Set exercise 1: From the tribute to Christopher Middleton, duplicate the passage starting at "Indigenous experiment was" and ending at "on the poet).".
Set exercise 2: According to the tribute to Christopher Middleton, who identified the defensiveness and insecurity of the Movement poets in a 1959 article?

Passage provided:
• • • •
The All-Jiving Jackdaw

 

a tribute to Christopher Middleton


The late 1950s, when I first became aware of what was happening in the relatively small world of English poetry, was a bewildering period. Early cosmopolitan modernism, largely represented to the UK reader by T.S. Eliot, seemed to have been museumised into a canon from which there appeared to be little development, and the landscape of visible public activity appeared dominated - in reaction to the (not so extreme) experiments of the Apocalyptics - by the earnestly frowning restoration efforts of the Movement poets. After Eliot, Pound, Joyce and Dylan Thomas, an insular, imaginative shut-down - as effected by The Listener and the two New Lines anthologies - seemed almost like Home Office policy.

The defensiveness and insecurity represented by those Movement poets were identified in 1959 by Donald Davie (himself a New Lines contributor) in an article which appeared in Elaine Feinstein's Prospect magazine, and this helped spearhead the arrival of the European and Black Mountain writing - in these early post-war years of affluence, Cape, Penguin, Goliard and a flood of new small magazines and presses brought us previously unimaginable quantities of trans-Atlantic and European poetries. Suddenly, in the Fens, , one could read Olson, Duncan, William Carlos Williams. And by the first years of the 1960s, I heard Creeley (in a small back pub room), Ginsberg, Yevtushenko, Jabes, Paz, Neruda - the five last drawing big, enthusiastic audiences.

Indigenous experiment was less conspicuous. Charles Tomlinson's Seeing is Believing made its stir. More arresting by far was the appearance of Christopher Middleton's Torse 3, which Longmans published in 1962 and whose US edition appeared that same year with Harcourt, Brace and World (a triplet of strangely disparate nouns whose comic dissonance can't have been lost on the poet).
• • • •
Data lines:
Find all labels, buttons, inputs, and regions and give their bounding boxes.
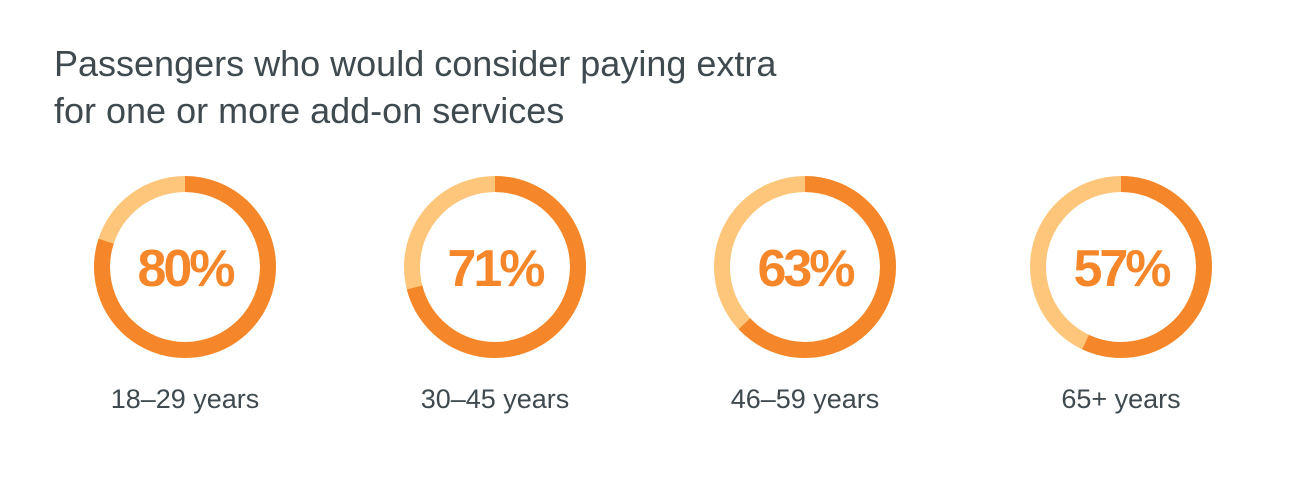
• • • •
Task solution 1:
Indigenous experiment was less conspicuous. Charles Tomlinson's Seeing is Believing made its stir. More arresting by far was the appearance of Christopher Middleton's Torse 3, which Longmans published in 1962 and whose US edition appeared that same year with Harcourt, Brace and World (a triplet of strangely disparate nouns whose comic dissonance can't have been lost on the poet).

Task solution 2: Donald Davie